## Exercise
Locate all lines with the word "materials" and copy them out.

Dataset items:
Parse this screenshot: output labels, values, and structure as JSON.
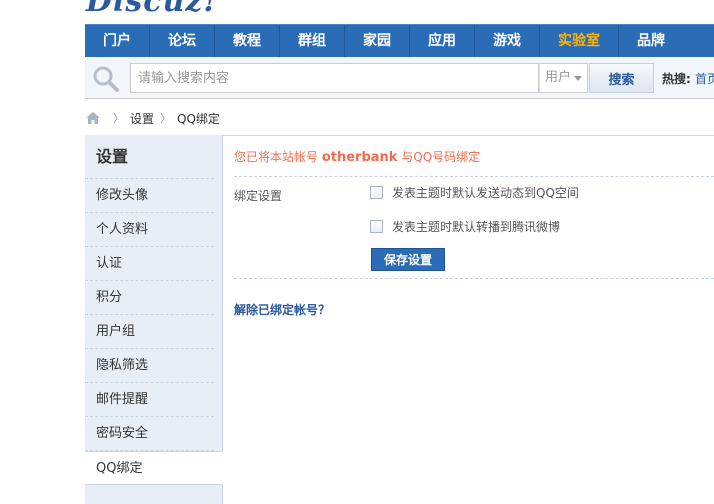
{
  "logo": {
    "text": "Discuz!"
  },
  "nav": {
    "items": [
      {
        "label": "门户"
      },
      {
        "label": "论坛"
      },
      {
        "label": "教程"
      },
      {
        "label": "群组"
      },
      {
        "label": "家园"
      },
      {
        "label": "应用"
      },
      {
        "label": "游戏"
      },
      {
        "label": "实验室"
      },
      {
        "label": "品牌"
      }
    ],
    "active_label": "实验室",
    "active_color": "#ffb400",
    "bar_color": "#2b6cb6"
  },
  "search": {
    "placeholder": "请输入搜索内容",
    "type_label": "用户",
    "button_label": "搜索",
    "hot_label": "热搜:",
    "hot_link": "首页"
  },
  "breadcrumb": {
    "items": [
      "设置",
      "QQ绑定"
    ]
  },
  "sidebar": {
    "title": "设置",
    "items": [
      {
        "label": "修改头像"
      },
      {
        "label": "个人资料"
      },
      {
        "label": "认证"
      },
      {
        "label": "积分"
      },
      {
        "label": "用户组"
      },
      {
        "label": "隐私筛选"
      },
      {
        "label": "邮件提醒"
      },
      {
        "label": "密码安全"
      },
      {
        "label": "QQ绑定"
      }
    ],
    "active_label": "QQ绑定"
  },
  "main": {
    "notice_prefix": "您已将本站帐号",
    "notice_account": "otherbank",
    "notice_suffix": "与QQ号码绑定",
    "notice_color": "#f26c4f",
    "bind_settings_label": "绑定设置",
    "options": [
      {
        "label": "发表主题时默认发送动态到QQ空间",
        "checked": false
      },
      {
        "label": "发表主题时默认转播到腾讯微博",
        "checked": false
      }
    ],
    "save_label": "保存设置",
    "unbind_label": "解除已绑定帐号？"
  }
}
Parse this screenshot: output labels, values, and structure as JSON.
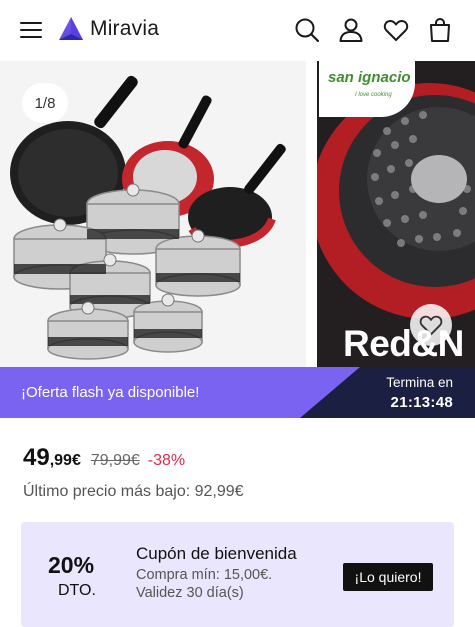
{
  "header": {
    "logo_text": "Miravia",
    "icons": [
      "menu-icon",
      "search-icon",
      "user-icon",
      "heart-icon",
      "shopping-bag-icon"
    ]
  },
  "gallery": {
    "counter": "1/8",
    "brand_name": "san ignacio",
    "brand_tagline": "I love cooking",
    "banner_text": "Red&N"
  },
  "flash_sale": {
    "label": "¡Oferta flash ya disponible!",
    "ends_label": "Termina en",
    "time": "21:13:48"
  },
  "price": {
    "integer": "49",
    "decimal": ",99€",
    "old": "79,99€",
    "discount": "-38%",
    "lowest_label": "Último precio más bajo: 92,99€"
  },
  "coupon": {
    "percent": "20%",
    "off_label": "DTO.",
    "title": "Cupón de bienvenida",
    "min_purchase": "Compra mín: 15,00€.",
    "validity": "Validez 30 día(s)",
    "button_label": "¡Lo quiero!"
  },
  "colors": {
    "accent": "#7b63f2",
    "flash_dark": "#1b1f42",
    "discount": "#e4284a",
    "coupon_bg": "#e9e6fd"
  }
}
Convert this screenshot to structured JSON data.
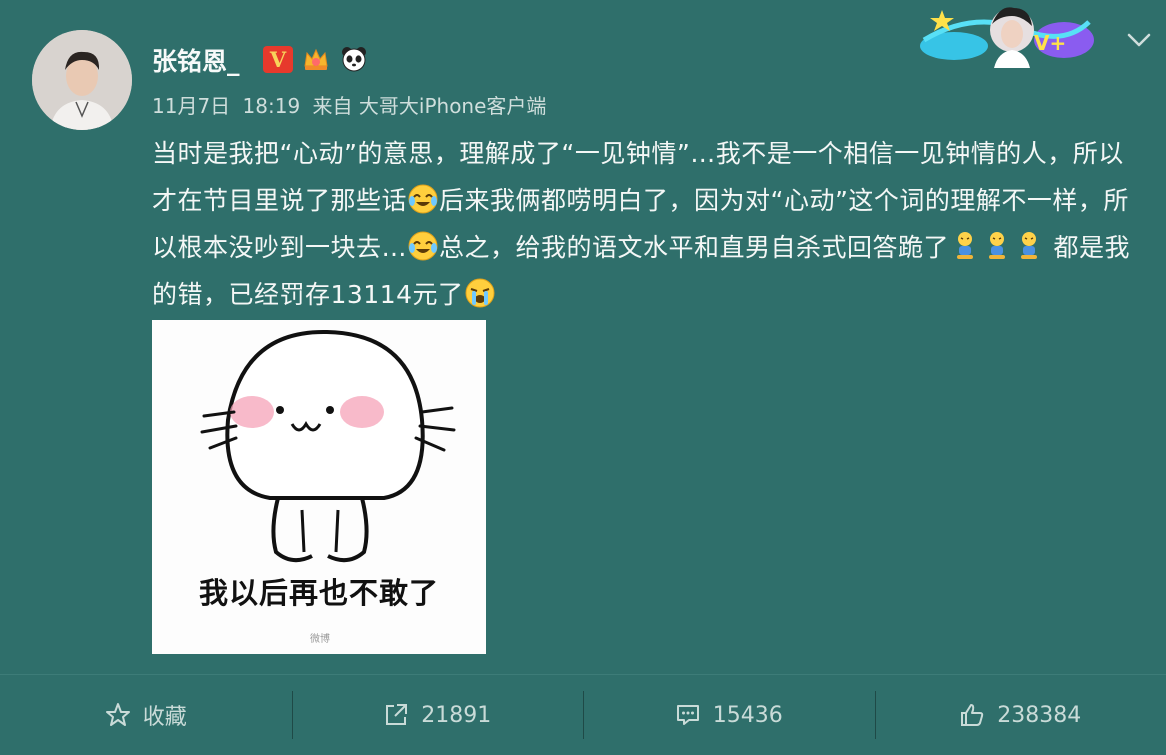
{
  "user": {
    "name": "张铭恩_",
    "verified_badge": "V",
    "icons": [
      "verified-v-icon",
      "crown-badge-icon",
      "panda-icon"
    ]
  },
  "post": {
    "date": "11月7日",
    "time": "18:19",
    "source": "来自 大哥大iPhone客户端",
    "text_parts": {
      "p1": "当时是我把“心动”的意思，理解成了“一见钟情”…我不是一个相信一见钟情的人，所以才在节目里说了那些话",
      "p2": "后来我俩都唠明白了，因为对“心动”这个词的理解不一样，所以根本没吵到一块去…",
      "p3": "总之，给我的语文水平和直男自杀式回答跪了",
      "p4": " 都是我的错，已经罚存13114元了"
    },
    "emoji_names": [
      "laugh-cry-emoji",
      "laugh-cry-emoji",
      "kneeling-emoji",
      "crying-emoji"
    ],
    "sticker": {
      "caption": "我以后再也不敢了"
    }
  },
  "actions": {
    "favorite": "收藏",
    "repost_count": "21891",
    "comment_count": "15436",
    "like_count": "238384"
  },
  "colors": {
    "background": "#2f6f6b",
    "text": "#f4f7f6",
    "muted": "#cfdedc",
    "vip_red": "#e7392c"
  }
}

...

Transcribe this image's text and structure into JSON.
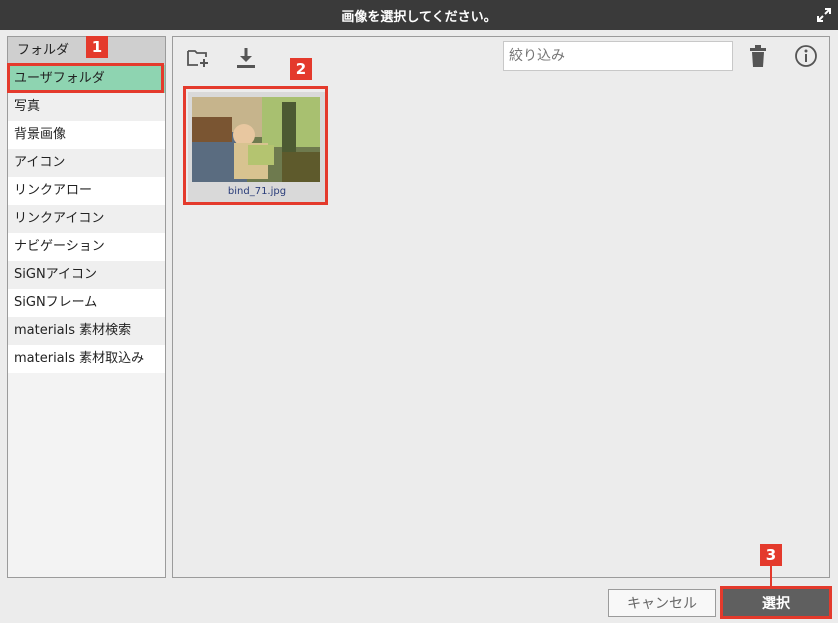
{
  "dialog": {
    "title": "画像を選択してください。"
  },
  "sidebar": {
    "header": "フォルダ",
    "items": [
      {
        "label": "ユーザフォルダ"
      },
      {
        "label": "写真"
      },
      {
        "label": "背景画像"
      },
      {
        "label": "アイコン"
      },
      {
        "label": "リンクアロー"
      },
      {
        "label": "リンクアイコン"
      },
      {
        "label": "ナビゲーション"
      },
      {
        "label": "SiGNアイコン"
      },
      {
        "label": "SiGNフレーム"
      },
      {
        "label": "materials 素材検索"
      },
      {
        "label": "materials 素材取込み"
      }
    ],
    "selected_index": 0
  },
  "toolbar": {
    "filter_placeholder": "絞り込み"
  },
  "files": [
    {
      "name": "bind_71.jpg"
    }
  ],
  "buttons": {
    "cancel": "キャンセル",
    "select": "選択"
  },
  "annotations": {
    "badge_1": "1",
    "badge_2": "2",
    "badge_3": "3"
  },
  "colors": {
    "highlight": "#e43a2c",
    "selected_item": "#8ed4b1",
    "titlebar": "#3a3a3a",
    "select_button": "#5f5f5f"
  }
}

---

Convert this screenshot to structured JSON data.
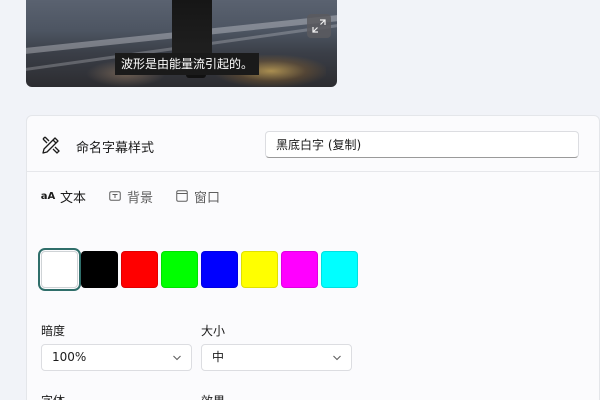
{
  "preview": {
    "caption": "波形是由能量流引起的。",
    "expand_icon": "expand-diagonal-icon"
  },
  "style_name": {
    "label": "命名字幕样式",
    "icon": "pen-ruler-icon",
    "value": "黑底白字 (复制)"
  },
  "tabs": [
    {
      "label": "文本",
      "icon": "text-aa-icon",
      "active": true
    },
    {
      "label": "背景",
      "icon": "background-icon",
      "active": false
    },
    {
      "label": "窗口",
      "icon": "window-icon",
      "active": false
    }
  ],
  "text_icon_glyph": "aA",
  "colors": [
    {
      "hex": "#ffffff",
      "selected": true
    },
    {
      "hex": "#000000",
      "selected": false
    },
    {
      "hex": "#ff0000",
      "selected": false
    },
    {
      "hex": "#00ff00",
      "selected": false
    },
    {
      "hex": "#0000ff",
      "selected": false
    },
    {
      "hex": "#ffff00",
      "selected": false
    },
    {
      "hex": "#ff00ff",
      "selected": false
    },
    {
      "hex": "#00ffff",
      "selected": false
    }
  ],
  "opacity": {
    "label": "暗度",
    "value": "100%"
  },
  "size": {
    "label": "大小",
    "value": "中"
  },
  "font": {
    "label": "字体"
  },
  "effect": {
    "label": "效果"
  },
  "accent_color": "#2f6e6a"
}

## Response for this exercise
        "label": "materials 素材検索"
        "label": "materials 素材取込み"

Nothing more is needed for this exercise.